List each line of the data in which the string "text" appears.

(Data excerpts)
★ ★ ★
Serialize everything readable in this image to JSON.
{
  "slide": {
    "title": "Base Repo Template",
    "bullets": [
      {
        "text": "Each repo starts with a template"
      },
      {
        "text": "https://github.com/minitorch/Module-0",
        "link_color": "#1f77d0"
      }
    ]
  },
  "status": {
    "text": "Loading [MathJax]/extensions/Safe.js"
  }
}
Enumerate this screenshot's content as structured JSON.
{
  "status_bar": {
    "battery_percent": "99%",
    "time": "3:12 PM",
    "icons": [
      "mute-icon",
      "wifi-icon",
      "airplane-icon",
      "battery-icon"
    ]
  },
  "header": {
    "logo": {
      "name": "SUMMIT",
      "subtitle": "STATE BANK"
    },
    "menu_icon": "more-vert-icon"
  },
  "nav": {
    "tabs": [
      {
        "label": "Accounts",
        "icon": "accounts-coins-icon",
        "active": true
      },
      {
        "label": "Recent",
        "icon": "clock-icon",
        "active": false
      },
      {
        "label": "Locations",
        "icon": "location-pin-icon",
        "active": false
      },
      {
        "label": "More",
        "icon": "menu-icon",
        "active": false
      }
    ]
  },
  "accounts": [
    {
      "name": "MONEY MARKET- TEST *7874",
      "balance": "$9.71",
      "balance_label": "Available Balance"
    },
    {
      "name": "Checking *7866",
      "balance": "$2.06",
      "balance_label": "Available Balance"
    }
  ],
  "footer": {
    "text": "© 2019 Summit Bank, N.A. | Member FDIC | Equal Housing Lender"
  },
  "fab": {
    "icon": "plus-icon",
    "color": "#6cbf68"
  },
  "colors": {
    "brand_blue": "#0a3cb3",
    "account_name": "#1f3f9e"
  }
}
★ ★ ★
Task answer —
        "text": "Each repo starts with a template"
        "text": "https://github.com/minitorch/Module-0",
    "text": "Loading [MathJax]/extensions/Safe.js"
    "text": "© 2019 Summit Bank, N.A. | Member FDIC | Equal Housing Lender"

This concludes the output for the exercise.